▶ GOAL OF THE EXERCISE
List each line of the data that holds the string "Addrefs", please.

▶ GIVEN DATA
· · · · ·

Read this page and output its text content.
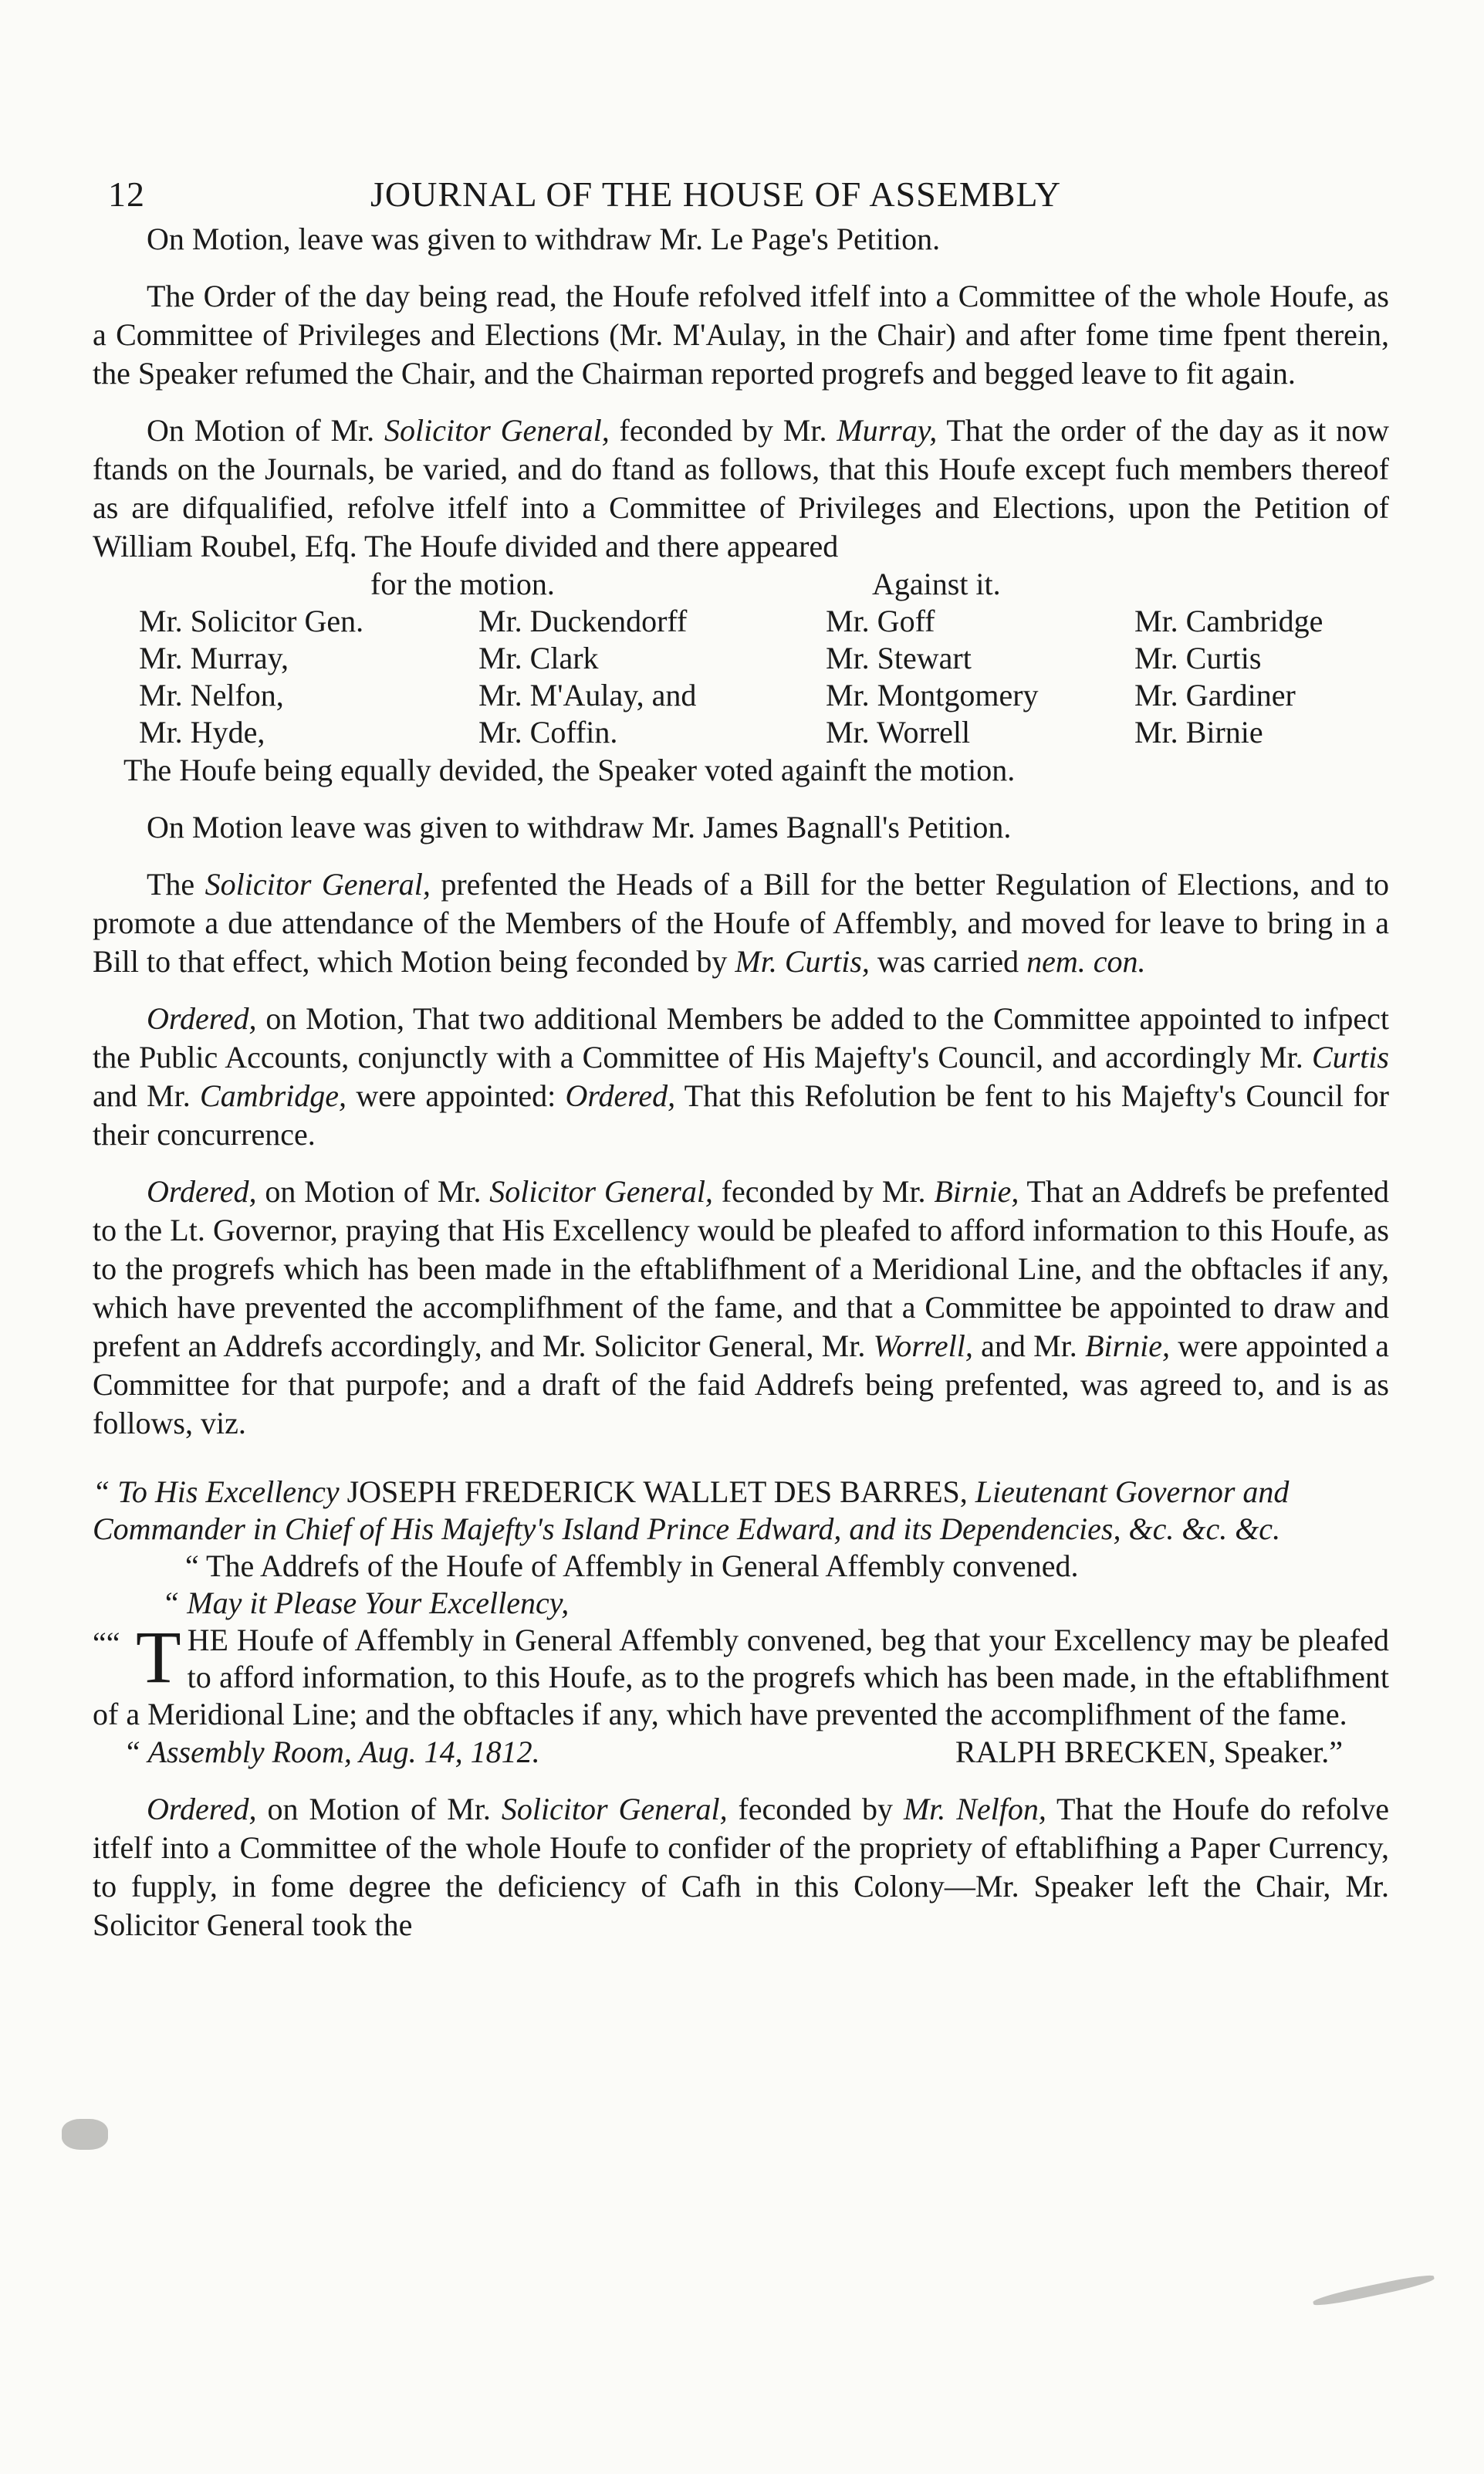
12	JOURNAL OF THE HOUSE OF ASSEMBLY

On Motion, leave was given to withdraw Mr. Le Page's Petition.

The Order of the day being read, the Houfe refolved itfelf into a Committee of the whole Houfe, as a Committee of Privileges and Elections (Mr. M'Aulay, in the Chair) and after fome time fpent therein, the Speaker refumed the Chair, and the Chairman reported progrefs and begged leave to fit again.

On Motion of Mr. Solicitor General, feconded by Mr. Murray, That the order of the day as it now ftands on the Journals, be varied, and do ftand as follows, that this Houfe except fuch members thereof as are difqualified, refolve itfelf into a Committee of Privileges and Elections, upon the Petition of William Roubel, Efq. The Houfe divided and there appeared

for the motion.	Against it.
Mr. Solicitor Gen.	Mr. Duckendorff	Mr. Goff	Mr. Cambridge
Mr. Murray,	Mr. Clark	Mr. Stewart	Mr. Curtis
Mr. Nelfon,	Mr. M'Aulay, and	Mr. Montgomery	Mr. Gardiner
Mr. Hyde,	Mr. Coffin.	Mr. Worrell	Mr. Birnie

The Houfe being equally devided, the Speaker voted againft the motion.

On Motion leave was given to withdraw Mr. James Bagnall's Petition.

The Solicitor General, prefented the Heads of a Bill for the better Regulation of Elections, and to promote a due attendance of the Members of the Houfe of Affembly, and moved for leave to bring in a Bill to that effect, which Motion being feconded by Mr. Curtis, was carried nem. con.

Ordered, on Motion, That two additional Members be added to the Committee appointed to infpect the Public Accounts, conjunctly with a Committee of His Majefty's Council, and accordingly Mr. Curtis and Mr. Cambridge, were appointed: Ordered, That this Refolution be fent to his Majefty's Council for their concurrence.

Ordered, on Motion of Mr. Solicitor General, feconded by Mr. Birnie, That an Addrefs be prefented to the Lt. Governor, praying that His Excellency would be pleafed to afford information to this Houfe, as to the progrefs which has been made in the eftablifhment of a Meridional Line, and the obftacles if any, which have prevented the accomplifhment of the fame, and that a Committee be appointed to draw and prefent an Addrefs accordingly, and Mr. Solicitor General, Mr. Worrell, and Mr. Birnie, were appointed a Committee for that purpofe; and a draft of the faid Addrefs being prefented, was agreed to, and is as follows, viz.

“ To His Excellency JOSEPH FREDERICK WALLET DES BARRES, Lieutenant Governor and Commander in Chief of His Majefty's Island Prince Edward, and its Dependencies, &c. &c. &c.
“ The Addrefs of the Houfe of Affembly in General Affembly convened.
“ May it Please Your Excellency,
““ T HE Houfe of Affembly in General Affembly convened, beg that your Excellency may be pleafed to afford information, to this Houfe, as to the progrefs which has been made, in the eftablifhment of a Meridional Line; and the obftacles if any, which have prevented the accomplifhment of the fame.
“ Assembly Room, Aug. 14, 1812.	RALPH BRECKEN, Speaker.”

Ordered, on Motion of Mr. Solicitor General, feconded by Mr. Nelfon, That the Houfe do refolve itfelf into a Committee of the whole Houfe to confider of the propriety of eftablifhing a Paper Currency, to fupply, in fome degree the deficiency of Cafh in this Colony—Mr. Speaker left the Chair, Mr. Solicitor General took the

· · · · ·

▶ RESULT OF THE TASK
Ordered, on Motion of Mr. Solicitor General, feconded by Mr. Birnie, That an Addrefs be prefented to the Lt. Governor, praying that His Excellency would be pleafed to afford information to this Houfe, as to the progrefs which has been made in the eftablifhment of a Meridional Line, and the obftacles if any, which have prevented the accomplifhment of the fame, and that a Committee be appointed to draw and prefent an Addrefs accordingly, and Mr. Solicitor General, Mr. Worrell, and Mr. Birnie, were appointed a Committee for that purpofe; and a draft of the faid Addrefs being prefented, was agreed to, and is as follows, viz.
“ The Addrefs of the Houfe of Affembly in General Affembly convened.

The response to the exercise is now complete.